### [WHAT THE EXERCISE ASKS]
Your task is to locate every line holding the string "screenshot" and to copy each of them.

>>>

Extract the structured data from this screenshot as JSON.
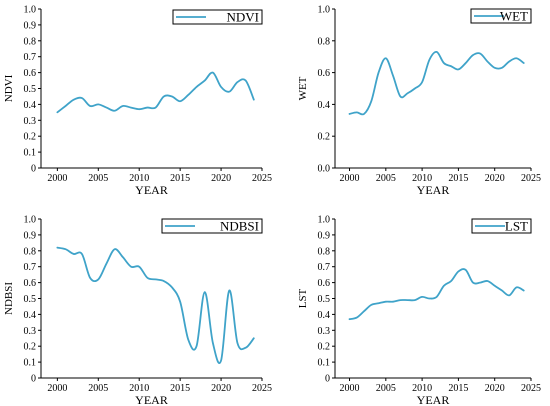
{
  "chart_data": [
    {
      "type": "line",
      "title": "",
      "xlabel": "YEAR",
      "ylabel": "NDVI",
      "xlim": [
        1998,
        2025
      ],
      "ylim": [
        0,
        1.0
      ],
      "xticks": [
        "2000",
        "2005",
        "2010",
        "2015",
        "2020",
        "2025"
      ],
      "yticks": [
        "0",
        "0.1",
        "0.2",
        "0.3",
        "0.4",
        "0.5",
        "0.6",
        "0.7",
        "0.8",
        "0.9",
        "1.0"
      ],
      "legend_position": "top-right",
      "series": [
        {
          "name": "NDVI",
          "color": "#3fa3c9",
          "x": [
            2000,
            2001,
            2002,
            2003,
            2004,
            2005,
            2006,
            2007,
            2008,
            2009,
            2010,
            2011,
            2012,
            2013,
            2014,
            2015,
            2016,
            2017,
            2018,
            2019,
            2020,
            2021,
            2022,
            2023,
            2024
          ],
          "y": [
            0.35,
            0.39,
            0.43,
            0.44,
            0.39,
            0.4,
            0.38,
            0.36,
            0.39,
            0.38,
            0.37,
            0.38,
            0.38,
            0.45,
            0.45,
            0.42,
            0.46,
            0.51,
            0.55,
            0.6,
            0.51,
            0.48,
            0.54,
            0.55,
            0.43
          ]
        }
      ]
    },
    {
      "type": "line",
      "title": "",
      "xlabel": "YEAR",
      "ylabel": "WET",
      "xlim": [
        1998,
        2025
      ],
      "ylim": [
        0,
        1.0
      ],
      "xticks": [
        "2000",
        "2005",
        "2010",
        "2015",
        "2020",
        "2025"
      ],
      "yticks": [
        "0.0",
        "0.2",
        "0.4",
        "0.6",
        "0.8",
        "1.0"
      ],
      "legend_position": "top-right",
      "series": [
        {
          "name": "WET",
          "color": "#3fa3c9",
          "x": [
            2000,
            2001,
            2002,
            2003,
            2004,
            2005,
            2006,
            2007,
            2008,
            2009,
            2010,
            2011,
            2012,
            2013,
            2014,
            2015,
            2016,
            2017,
            2018,
            2019,
            2020,
            2021,
            2022,
            2023,
            2024
          ],
          "y": [
            0.34,
            0.35,
            0.34,
            0.42,
            0.6,
            0.69,
            0.58,
            0.45,
            0.47,
            0.5,
            0.54,
            0.68,
            0.73,
            0.66,
            0.64,
            0.62,
            0.66,
            0.71,
            0.72,
            0.67,
            0.63,
            0.63,
            0.67,
            0.69,
            0.66
          ]
        }
      ]
    },
    {
      "type": "line",
      "title": "",
      "xlabel": "YEAR",
      "ylabel": "NDBSI",
      "xlim": [
        1998,
        2025
      ],
      "ylim": [
        0,
        1.0
      ],
      "xticks": [
        "2000",
        "2005",
        "2010",
        "2015",
        "2020",
        "2025"
      ],
      "yticks": [
        "0",
        "0.1",
        "0.2",
        "0.3",
        "0.4",
        "0.5",
        "0.6",
        "0.7",
        "0.8",
        "0.9",
        "1.0"
      ],
      "legend_position": "top-right",
      "series": [
        {
          "name": "NDBSI",
          "color": "#3fa3c9",
          "x": [
            2000,
            2001,
            2002,
            2003,
            2004,
            2005,
            2006,
            2007,
            2008,
            2009,
            2010,
            2011,
            2012,
            2013,
            2014,
            2015,
            2016,
            2017,
            2018,
            2019,
            2020,
            2021,
            2022,
            2023,
            2024
          ],
          "y": [
            0.82,
            0.81,
            0.78,
            0.78,
            0.63,
            0.62,
            0.72,
            0.81,
            0.76,
            0.7,
            0.7,
            0.63,
            0.62,
            0.61,
            0.57,
            0.48,
            0.24,
            0.2,
            0.54,
            0.22,
            0.11,
            0.55,
            0.22,
            0.19,
            0.25
          ]
        }
      ]
    },
    {
      "type": "line",
      "title": "",
      "xlabel": "YEAR",
      "ylabel": "LST",
      "xlim": [
        1998,
        2025
      ],
      "ylim": [
        0,
        1.0
      ],
      "xticks": [
        "2000",
        "2005",
        "2010",
        "2015",
        "2020",
        "2025"
      ],
      "yticks": [
        "0",
        "0.1",
        "0.2",
        "0.3",
        "0.4",
        "0.5",
        "0.6",
        "0.7",
        "0.8",
        "0.9",
        "1.0"
      ],
      "legend_position": "top-right",
      "series": [
        {
          "name": "LST",
          "color": "#3fa3c9",
          "x": [
            2000,
            2001,
            2002,
            2003,
            2004,
            2005,
            2006,
            2007,
            2008,
            2009,
            2010,
            2011,
            2012,
            2013,
            2014,
            2015,
            2016,
            2017,
            2018,
            2019,
            2020,
            2021,
            2022,
            2023,
            2024
          ],
          "y": [
            0.37,
            0.38,
            0.42,
            0.46,
            0.47,
            0.48,
            0.48,
            0.49,
            0.49,
            0.49,
            0.51,
            0.5,
            0.51,
            0.58,
            0.61,
            0.67,
            0.68,
            0.6,
            0.6,
            0.61,
            0.58,
            0.55,
            0.52,
            0.57,
            0.55
          ]
        }
      ]
    }
  ]
}
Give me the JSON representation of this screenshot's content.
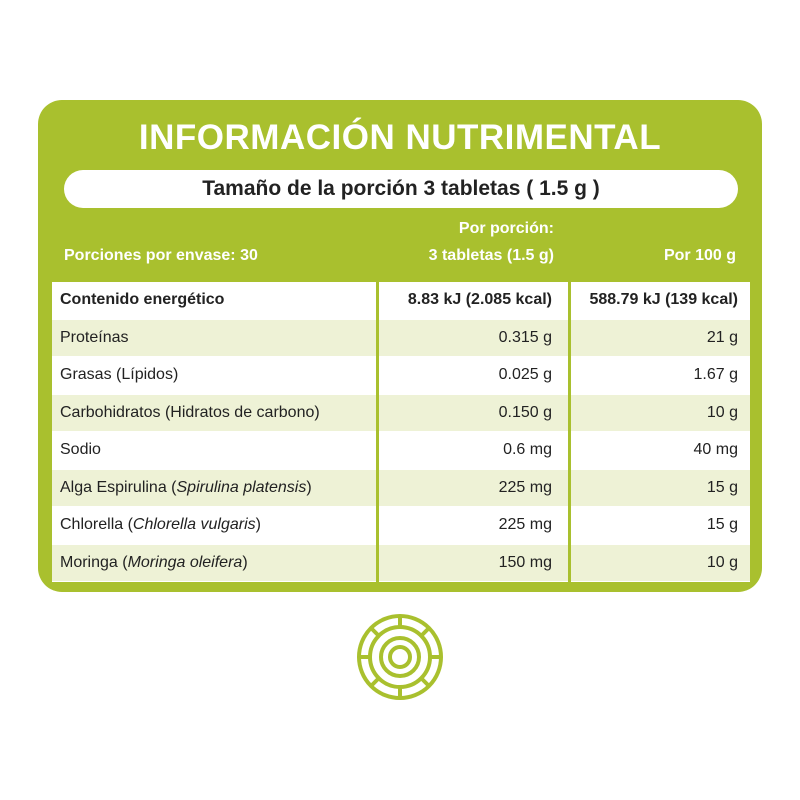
{
  "header": {
    "title": "INFORMACIÓN NUTRIMENTAL",
    "serving_size": "Tamaño de la porción 3 tabletas ( 1.5 g )"
  },
  "table": {
    "servings_label": "Porciones por envase: 30",
    "col_per_serving": [
      "Por porción:",
      "3 tabletas (1.5 g)"
    ],
    "col_per_100": "Por 100 g",
    "rows": [
      {
        "name": [
          "Contenido energético"
        ],
        "per_serving": "8.83 kJ (2.085 kcal)",
        "per_100": "588.79 kJ (139 kcal)",
        "bold": true
      },
      {
        "name": [
          "Proteínas"
        ],
        "per_serving": "0.315 g",
        "per_100": "21 g"
      },
      {
        "name": [
          "Grasas (Lípidos)"
        ],
        "per_serving": "0.025 g",
        "per_100": "1.67 g"
      },
      {
        "name": [
          "Carbohidratos (Hidratos de carbono)"
        ],
        "per_serving": "0.150 g",
        "per_100": "10 g"
      },
      {
        "name": [
          "Sodio"
        ],
        "per_serving": "0.6 mg",
        "per_100": "40 mg"
      },
      {
        "name": [
          "Alga Espirulina (",
          "Spirulina platensis",
          ")"
        ],
        "per_serving": "225 mg",
        "per_100": "15 g"
      },
      {
        "name": [
          "Chlorella (",
          "Chlorella vulgaris",
          ")"
        ],
        "per_serving": "225 mg",
        "per_100": "15 g"
      },
      {
        "name": [
          "Moringa (",
          "Moringa oleifera",
          ")"
        ],
        "per_serving": "150 mg",
        "per_100": "10 g"
      }
    ]
  }
}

<<<

### [RESPONSE BELOW]
Extract the structured data from this screenshot as JSON.
Give me the JSON representation of this screenshot's content.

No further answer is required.